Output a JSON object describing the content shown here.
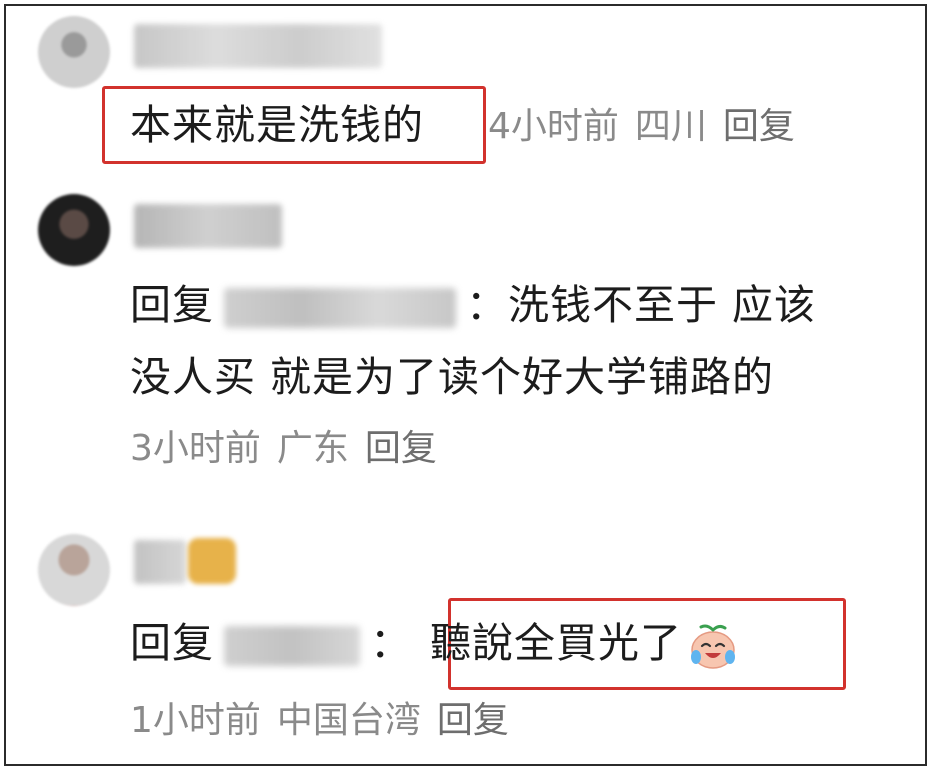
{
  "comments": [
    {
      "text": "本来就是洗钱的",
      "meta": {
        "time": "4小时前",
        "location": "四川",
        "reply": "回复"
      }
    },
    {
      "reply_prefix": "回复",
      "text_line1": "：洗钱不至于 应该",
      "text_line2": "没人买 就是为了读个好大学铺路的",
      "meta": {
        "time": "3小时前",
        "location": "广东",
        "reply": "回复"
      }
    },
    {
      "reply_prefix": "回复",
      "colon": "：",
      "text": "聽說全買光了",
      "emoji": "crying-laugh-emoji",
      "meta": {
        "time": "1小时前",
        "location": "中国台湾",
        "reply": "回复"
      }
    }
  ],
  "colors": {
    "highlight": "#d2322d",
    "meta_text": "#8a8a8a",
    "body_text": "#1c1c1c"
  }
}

■ TASK BRIEF ■
Leaving aside the images, write out the entries above word for word.

■ RESULT ■
Output a JSON object describing the content shown here.
{
  "comments": [
    {
      "text": "本来就是洗钱的",
      "meta": {
        "time": "4小时前",
        "location": "四川",
        "reply": "回复"
      }
    },
    {
      "reply_prefix": "回复",
      "text_line1": "：洗钱不至于 应该",
      "text_line2": "没人买 就是为了读个好大学铺路的",
      "meta": {
        "time": "3小时前",
        "location": "广东",
        "reply": "回复"
      }
    },
    {
      "reply_prefix": "回复",
      "colon": "：",
      "text": "聽說全買光了",
      "emoji": "crying-laugh-emoji",
      "meta": {
        "time": "1小时前",
        "location": "中国台湾",
        "reply": "回复"
      }
    }
  ],
  "colors": {
    "highlight": "#d2322d",
    "meta_text": "#8a8a8a",
    "body_text": "#1c1c1c"
  }
}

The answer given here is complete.